▸ **Brief**:
Look below and pull out each line with the word "ylabel".

▸ **Rows**:
- - - - - - -

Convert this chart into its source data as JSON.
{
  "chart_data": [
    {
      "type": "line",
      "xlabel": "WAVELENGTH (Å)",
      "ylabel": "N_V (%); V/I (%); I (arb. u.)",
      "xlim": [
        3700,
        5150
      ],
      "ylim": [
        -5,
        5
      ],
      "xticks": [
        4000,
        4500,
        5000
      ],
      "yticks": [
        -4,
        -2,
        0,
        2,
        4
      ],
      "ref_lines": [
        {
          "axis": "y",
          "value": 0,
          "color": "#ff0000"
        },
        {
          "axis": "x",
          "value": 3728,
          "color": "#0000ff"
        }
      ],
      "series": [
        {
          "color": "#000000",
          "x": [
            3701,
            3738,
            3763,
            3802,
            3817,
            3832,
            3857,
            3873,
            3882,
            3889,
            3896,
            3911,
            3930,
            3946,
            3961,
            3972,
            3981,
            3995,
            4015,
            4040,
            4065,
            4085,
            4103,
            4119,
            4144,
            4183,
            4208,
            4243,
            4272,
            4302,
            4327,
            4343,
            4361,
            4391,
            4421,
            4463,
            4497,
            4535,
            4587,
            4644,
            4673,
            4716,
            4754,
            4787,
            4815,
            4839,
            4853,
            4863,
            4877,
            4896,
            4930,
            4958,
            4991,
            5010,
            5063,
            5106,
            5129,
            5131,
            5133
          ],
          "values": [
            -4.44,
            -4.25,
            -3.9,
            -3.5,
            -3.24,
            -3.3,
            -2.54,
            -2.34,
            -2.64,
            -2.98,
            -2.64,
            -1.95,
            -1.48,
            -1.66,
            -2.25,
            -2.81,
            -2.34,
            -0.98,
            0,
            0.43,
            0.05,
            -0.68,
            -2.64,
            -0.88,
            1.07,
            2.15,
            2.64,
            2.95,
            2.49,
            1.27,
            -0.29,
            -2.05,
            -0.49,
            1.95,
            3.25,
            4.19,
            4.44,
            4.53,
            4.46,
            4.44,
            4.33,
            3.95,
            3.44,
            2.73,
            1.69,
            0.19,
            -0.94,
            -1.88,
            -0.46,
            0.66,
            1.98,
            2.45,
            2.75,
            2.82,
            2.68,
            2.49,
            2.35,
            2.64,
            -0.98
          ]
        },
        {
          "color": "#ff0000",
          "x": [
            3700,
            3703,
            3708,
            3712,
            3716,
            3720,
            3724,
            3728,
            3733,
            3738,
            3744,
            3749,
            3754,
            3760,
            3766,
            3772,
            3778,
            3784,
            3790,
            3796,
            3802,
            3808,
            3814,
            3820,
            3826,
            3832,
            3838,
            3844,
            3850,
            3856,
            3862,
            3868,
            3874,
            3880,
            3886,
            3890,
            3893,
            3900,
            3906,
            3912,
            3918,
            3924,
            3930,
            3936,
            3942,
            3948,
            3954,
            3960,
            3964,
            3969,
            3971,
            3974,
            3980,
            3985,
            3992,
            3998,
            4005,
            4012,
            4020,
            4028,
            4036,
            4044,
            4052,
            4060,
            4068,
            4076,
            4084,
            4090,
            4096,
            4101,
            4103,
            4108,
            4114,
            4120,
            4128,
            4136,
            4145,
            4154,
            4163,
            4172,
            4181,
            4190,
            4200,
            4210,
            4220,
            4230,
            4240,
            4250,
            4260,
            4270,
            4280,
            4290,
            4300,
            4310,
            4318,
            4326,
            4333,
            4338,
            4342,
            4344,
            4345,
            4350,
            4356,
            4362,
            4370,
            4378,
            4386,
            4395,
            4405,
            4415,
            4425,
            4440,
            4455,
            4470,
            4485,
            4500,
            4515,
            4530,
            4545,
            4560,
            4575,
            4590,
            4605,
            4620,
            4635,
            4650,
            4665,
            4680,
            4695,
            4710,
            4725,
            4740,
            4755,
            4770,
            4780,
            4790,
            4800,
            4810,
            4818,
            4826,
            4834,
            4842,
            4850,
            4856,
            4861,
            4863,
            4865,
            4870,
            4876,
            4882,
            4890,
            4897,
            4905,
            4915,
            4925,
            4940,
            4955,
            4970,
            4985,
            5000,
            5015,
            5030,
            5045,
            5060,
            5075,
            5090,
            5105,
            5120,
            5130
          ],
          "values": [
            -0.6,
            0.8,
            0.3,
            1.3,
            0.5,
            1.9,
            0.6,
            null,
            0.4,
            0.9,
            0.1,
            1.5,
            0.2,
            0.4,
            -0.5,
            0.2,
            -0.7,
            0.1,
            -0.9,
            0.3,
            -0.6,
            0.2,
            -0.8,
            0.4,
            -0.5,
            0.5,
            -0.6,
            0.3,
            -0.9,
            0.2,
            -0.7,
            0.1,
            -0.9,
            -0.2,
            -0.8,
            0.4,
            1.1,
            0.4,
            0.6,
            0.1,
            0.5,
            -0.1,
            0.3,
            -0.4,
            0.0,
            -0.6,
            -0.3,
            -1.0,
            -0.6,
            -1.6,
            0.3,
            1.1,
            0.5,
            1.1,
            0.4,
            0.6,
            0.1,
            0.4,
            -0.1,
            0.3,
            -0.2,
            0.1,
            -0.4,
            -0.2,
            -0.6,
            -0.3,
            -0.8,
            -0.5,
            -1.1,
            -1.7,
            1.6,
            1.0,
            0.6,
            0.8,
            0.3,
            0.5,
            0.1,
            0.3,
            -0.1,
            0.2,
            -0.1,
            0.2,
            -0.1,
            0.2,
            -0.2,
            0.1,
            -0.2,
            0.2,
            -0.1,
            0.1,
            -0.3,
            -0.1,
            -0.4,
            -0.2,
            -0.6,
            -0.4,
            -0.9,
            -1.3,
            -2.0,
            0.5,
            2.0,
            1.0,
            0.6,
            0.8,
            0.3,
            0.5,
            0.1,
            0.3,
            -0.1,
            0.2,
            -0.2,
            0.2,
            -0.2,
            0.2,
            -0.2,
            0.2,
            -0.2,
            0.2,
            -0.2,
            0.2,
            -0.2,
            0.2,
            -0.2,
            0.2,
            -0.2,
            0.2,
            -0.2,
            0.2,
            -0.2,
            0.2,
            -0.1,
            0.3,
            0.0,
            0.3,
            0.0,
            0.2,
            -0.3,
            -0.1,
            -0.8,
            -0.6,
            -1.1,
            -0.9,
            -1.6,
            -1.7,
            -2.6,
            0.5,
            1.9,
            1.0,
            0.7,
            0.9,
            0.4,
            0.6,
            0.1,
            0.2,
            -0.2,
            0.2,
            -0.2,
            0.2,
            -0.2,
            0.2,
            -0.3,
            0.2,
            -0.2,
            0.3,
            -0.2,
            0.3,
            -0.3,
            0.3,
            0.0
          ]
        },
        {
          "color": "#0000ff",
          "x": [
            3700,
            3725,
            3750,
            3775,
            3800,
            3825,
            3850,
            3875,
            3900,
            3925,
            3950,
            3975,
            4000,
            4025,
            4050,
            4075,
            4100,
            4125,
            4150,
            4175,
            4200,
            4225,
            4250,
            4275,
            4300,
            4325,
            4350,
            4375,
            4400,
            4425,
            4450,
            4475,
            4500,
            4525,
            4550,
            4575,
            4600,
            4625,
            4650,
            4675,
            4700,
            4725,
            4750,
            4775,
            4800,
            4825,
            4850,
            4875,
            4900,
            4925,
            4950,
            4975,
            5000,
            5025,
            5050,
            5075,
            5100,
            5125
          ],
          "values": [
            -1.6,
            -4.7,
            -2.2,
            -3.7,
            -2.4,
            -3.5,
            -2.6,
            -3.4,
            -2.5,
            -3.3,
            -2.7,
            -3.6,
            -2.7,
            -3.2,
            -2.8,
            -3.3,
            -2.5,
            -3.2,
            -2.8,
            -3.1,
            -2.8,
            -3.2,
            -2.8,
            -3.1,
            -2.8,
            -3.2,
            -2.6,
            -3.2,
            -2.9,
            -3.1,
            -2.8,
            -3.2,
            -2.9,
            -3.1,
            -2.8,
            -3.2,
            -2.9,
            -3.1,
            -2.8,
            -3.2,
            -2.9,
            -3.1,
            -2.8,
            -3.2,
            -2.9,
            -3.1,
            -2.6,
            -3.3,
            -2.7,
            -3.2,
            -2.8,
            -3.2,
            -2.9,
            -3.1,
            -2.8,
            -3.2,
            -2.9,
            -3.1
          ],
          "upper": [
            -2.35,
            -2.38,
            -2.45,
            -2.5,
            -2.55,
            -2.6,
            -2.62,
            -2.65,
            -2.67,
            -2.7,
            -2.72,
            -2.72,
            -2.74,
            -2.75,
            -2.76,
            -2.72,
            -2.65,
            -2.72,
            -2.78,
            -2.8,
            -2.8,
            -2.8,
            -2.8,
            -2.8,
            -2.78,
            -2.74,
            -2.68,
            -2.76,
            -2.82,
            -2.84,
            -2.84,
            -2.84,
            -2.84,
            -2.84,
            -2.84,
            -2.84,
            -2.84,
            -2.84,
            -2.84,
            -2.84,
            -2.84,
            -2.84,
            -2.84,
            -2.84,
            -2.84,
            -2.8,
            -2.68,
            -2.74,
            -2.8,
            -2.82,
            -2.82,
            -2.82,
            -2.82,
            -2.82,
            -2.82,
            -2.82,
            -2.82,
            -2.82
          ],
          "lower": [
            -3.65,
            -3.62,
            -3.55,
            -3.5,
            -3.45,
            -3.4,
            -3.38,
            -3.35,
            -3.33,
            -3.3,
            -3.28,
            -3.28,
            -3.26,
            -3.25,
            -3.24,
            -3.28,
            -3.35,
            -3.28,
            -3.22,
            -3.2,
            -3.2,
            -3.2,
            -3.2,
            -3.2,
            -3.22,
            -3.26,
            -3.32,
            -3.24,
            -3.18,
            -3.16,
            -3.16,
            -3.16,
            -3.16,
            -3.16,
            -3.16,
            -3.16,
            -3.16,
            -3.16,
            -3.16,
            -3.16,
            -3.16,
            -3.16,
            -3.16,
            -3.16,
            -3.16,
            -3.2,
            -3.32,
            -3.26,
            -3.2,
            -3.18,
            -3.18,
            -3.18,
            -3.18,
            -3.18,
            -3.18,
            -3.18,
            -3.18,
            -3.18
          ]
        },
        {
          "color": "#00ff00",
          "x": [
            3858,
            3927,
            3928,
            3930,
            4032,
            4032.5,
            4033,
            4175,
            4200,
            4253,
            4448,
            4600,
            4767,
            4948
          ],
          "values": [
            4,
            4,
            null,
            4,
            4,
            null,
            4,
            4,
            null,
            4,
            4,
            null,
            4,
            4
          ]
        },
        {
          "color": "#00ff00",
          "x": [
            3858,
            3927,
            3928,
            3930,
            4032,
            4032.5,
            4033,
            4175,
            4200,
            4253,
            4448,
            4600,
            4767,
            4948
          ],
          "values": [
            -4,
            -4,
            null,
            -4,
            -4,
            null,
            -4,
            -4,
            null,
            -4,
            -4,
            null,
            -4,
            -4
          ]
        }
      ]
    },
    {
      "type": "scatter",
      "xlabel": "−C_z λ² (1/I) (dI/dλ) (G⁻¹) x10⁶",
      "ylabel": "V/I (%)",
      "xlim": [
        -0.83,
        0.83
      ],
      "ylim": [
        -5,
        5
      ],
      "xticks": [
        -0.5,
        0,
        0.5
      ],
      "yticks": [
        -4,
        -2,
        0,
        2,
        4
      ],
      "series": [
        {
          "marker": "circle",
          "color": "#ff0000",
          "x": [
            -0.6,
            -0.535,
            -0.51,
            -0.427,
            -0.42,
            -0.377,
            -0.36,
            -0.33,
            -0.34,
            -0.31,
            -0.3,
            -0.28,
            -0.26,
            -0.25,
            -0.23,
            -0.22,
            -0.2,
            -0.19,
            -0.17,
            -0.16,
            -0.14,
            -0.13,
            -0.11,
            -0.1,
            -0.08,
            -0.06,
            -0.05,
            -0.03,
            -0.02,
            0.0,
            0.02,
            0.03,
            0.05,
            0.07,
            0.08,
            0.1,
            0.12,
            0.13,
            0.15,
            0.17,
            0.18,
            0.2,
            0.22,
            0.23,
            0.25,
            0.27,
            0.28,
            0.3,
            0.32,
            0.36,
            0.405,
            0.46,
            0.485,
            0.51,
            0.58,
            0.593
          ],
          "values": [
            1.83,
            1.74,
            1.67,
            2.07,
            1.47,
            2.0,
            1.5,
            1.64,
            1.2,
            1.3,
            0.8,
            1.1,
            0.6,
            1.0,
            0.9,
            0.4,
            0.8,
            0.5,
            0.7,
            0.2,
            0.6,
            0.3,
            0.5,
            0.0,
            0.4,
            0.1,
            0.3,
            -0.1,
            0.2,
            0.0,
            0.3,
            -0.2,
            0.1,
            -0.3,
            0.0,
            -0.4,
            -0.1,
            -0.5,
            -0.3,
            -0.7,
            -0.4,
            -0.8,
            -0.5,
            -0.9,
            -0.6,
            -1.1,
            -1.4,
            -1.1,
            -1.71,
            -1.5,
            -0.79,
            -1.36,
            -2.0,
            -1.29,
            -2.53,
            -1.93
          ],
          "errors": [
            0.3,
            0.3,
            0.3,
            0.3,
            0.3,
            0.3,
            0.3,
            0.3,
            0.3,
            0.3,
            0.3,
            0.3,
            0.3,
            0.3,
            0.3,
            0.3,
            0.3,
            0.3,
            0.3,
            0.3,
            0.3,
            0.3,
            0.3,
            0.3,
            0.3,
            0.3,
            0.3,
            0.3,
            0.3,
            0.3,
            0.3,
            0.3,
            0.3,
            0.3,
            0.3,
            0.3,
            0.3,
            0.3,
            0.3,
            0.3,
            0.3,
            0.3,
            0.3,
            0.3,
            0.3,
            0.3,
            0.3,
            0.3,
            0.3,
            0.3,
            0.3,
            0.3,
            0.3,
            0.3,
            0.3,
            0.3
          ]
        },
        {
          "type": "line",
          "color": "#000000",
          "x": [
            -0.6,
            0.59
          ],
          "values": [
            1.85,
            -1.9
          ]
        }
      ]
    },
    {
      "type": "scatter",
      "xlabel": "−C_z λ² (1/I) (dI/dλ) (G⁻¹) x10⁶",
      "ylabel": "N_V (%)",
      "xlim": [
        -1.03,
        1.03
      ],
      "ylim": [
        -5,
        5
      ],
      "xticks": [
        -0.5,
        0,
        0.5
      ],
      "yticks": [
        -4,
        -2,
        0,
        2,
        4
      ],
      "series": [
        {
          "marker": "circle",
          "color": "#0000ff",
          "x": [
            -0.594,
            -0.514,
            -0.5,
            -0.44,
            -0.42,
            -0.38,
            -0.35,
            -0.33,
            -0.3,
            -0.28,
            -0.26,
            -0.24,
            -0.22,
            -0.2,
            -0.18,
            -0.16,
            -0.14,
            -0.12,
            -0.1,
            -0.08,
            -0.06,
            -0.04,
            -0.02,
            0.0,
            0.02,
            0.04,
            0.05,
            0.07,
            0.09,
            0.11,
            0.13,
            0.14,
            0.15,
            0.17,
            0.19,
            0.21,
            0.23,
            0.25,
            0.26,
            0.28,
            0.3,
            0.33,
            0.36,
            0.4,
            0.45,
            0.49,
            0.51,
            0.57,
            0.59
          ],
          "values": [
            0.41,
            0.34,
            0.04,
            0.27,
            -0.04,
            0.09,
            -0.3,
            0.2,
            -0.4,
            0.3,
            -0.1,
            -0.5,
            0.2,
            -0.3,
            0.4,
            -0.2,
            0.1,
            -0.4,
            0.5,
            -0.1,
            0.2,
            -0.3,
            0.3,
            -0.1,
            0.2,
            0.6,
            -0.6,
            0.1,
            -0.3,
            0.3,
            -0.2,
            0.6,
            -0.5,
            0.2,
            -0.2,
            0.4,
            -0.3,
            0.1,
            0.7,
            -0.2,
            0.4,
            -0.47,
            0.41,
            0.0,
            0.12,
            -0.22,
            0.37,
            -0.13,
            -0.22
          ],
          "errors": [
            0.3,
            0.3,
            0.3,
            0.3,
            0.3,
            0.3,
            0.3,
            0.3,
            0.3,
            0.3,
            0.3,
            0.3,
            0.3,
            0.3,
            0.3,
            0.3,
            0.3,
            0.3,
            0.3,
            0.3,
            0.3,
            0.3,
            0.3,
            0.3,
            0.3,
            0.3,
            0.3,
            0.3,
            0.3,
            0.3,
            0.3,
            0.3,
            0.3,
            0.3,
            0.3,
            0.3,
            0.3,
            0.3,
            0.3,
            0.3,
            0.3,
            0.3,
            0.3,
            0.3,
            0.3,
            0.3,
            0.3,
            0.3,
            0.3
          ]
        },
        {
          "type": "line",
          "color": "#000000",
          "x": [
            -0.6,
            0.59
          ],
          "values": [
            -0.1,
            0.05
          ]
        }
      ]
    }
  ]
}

- - - - - - -

▸ **Final answer**:
      "ylabel": "N_V (%); V/I (%); I (arb. u.)",
      "ylabel": "V/I (%)",
      "ylabel": "N_V (%)",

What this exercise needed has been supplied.